### EXERCISE DETAILS
Look through the material below and give the number of lines holding "JSON", with no other words.

[Records from a data collection]
_ _ _ _

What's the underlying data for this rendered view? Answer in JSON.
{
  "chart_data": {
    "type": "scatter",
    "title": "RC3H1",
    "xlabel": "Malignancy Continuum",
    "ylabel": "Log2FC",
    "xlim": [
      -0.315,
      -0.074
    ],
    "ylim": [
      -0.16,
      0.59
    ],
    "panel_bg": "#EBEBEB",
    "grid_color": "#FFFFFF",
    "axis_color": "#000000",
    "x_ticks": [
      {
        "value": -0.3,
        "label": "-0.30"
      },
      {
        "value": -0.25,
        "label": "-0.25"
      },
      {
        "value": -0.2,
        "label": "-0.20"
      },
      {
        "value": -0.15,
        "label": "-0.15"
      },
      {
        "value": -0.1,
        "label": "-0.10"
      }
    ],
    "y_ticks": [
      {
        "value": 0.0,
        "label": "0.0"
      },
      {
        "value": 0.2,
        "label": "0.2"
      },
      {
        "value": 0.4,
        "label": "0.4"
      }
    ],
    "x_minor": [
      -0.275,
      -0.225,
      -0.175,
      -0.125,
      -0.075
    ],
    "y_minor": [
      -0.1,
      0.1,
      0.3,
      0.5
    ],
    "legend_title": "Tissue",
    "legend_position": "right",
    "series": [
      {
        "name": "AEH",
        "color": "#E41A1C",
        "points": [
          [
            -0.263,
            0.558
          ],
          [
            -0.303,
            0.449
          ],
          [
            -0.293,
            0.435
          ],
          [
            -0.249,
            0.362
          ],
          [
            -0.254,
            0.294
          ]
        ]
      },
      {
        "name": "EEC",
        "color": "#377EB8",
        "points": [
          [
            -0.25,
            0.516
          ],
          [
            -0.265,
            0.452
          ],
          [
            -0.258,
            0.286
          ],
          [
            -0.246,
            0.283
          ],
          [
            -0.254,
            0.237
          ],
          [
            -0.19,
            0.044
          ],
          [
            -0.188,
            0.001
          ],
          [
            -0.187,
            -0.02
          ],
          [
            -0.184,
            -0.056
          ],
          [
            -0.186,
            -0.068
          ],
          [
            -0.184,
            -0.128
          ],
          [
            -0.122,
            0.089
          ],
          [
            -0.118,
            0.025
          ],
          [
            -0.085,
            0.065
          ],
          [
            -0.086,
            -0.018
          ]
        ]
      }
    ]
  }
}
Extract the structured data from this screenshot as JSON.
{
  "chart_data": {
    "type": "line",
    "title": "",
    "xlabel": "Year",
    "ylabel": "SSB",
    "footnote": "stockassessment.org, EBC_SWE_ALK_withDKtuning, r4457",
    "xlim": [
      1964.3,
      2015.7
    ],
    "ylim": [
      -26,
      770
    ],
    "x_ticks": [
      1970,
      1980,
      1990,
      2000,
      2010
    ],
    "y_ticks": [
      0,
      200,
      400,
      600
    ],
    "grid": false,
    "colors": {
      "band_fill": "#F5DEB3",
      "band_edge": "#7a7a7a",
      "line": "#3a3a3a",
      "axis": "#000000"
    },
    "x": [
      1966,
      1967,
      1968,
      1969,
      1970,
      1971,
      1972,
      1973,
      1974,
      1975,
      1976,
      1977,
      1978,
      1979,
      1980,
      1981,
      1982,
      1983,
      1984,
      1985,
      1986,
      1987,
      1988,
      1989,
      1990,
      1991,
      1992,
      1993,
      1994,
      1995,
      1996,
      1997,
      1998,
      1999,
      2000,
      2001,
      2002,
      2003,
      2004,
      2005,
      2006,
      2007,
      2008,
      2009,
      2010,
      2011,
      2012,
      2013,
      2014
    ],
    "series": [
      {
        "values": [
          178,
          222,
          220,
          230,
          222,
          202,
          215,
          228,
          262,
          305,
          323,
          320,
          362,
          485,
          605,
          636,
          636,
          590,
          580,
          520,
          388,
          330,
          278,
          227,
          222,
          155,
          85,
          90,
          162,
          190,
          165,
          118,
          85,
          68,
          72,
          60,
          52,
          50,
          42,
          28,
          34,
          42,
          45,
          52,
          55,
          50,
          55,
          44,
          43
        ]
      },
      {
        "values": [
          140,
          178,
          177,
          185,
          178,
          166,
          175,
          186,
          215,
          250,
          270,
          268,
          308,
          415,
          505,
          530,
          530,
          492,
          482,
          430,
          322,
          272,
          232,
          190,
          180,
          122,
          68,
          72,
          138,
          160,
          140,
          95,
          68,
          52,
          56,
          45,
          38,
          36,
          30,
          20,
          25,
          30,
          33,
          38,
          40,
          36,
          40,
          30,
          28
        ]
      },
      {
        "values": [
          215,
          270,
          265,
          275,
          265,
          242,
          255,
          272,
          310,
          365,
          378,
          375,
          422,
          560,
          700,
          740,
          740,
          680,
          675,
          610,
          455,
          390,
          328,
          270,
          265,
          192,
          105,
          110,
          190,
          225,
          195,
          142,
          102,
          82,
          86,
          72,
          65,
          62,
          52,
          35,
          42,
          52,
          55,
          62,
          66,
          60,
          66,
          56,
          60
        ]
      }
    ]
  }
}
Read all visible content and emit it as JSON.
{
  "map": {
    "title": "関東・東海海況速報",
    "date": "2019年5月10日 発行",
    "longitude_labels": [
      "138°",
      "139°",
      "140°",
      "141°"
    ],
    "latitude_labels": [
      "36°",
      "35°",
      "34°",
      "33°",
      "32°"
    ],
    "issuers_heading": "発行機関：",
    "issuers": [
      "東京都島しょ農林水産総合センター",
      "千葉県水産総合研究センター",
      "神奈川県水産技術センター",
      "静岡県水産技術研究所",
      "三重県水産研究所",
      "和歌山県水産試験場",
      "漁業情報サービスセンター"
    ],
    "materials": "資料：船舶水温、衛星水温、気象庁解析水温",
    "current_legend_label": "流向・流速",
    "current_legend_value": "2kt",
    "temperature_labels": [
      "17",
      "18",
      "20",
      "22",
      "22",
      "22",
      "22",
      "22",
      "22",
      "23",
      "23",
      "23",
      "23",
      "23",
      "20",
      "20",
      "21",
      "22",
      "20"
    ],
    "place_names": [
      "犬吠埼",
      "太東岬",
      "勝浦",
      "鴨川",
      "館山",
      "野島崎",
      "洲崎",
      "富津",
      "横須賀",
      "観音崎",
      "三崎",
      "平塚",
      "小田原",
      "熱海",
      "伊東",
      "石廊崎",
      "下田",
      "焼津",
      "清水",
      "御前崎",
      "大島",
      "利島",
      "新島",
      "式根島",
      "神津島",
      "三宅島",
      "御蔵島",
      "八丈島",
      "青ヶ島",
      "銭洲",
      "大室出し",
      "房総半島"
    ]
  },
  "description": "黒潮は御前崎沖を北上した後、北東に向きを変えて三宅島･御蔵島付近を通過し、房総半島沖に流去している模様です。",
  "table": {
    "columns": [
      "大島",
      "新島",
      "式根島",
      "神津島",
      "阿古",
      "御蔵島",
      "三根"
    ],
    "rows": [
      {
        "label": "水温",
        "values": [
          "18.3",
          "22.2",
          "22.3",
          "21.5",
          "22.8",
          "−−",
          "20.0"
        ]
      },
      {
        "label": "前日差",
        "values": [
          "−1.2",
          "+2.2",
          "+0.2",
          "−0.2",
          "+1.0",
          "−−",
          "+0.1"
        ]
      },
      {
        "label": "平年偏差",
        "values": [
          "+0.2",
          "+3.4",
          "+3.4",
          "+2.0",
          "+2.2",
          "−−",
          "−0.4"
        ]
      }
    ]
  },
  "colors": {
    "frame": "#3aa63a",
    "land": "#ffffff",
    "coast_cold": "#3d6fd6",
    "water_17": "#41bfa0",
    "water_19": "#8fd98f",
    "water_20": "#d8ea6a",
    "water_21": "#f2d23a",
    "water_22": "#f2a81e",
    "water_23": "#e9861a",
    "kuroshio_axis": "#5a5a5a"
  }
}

_ _ _ _

### ANSWER BELOW
3